(TASK TO CARRY OUT)
Spot each line in the records below where the word "优良天数" occurs, then copy it.

(TASK INPUTS)

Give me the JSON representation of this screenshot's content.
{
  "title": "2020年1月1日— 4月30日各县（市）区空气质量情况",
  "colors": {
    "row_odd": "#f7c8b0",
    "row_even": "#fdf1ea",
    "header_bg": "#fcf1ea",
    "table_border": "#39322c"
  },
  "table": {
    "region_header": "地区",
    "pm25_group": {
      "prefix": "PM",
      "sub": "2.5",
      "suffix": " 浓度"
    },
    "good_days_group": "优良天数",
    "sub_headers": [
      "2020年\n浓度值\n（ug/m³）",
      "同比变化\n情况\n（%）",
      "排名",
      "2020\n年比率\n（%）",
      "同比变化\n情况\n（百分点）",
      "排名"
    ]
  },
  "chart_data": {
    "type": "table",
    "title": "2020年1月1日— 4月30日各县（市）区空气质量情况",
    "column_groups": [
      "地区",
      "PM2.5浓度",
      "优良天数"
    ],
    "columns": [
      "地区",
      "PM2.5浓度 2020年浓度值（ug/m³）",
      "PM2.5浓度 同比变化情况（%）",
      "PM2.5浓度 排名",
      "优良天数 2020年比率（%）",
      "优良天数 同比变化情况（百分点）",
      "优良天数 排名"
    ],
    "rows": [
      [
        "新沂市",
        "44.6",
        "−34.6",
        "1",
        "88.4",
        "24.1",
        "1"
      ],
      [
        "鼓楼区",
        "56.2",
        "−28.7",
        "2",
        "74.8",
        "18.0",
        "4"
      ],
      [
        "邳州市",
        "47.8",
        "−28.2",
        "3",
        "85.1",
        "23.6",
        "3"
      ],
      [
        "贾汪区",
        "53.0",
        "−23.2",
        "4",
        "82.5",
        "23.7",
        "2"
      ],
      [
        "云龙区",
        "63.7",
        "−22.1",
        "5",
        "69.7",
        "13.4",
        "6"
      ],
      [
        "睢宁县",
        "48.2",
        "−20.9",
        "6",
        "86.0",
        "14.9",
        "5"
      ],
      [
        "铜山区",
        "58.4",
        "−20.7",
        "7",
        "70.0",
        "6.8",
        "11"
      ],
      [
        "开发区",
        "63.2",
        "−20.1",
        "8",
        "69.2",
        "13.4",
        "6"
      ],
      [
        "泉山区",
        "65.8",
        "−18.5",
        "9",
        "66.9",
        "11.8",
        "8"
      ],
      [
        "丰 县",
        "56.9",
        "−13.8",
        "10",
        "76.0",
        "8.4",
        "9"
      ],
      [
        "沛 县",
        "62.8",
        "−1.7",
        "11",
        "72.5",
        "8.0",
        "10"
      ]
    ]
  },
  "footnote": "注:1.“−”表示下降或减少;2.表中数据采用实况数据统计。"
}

(FINAL RESULT)
    "good_days_group": "优良天数",
      "优良天数"
      "优良天数 2020年比率（%）",
      "优良天数 同比变化情况（百分点）",
      "优良天数 排名"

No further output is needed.